- _GIVEN PROBLEM_
Collect every line in the records below that contains the word "azuro".

- - - -

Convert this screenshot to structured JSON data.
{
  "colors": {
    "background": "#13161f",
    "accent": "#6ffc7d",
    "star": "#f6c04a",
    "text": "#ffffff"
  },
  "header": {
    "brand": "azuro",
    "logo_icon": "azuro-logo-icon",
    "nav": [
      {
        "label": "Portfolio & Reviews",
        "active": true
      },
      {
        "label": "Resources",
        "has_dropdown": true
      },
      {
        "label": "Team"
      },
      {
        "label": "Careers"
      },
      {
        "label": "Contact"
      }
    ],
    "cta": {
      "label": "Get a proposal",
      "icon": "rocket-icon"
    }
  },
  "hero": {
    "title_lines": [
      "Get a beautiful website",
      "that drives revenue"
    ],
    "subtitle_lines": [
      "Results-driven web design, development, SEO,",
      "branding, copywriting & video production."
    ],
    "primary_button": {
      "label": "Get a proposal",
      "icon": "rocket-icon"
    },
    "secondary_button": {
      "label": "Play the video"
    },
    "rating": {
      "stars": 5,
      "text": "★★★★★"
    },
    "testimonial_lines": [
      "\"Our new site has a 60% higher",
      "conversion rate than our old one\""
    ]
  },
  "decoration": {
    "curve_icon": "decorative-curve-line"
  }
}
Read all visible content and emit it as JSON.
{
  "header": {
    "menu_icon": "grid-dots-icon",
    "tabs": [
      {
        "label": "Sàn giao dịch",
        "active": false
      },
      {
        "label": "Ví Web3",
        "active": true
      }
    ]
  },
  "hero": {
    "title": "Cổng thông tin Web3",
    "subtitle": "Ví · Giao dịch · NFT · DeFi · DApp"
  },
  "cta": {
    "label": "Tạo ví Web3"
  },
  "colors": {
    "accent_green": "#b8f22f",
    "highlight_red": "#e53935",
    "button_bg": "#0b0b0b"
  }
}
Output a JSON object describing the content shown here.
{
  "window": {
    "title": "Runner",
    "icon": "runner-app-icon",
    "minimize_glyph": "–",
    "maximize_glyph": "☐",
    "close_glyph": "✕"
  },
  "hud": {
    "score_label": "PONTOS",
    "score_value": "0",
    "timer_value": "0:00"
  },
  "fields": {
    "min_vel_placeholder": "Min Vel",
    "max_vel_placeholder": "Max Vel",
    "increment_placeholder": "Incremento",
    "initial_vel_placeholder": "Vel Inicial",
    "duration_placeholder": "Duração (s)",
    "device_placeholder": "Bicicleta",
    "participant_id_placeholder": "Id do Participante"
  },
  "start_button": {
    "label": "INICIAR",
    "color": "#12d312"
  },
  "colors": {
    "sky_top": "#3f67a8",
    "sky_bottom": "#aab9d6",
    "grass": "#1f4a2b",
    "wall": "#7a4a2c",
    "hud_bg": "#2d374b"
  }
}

- - - -

- _EXPECTED ANSWER_
    "brand": "azuro",
    "logo_icon": "azuro-logo-icon",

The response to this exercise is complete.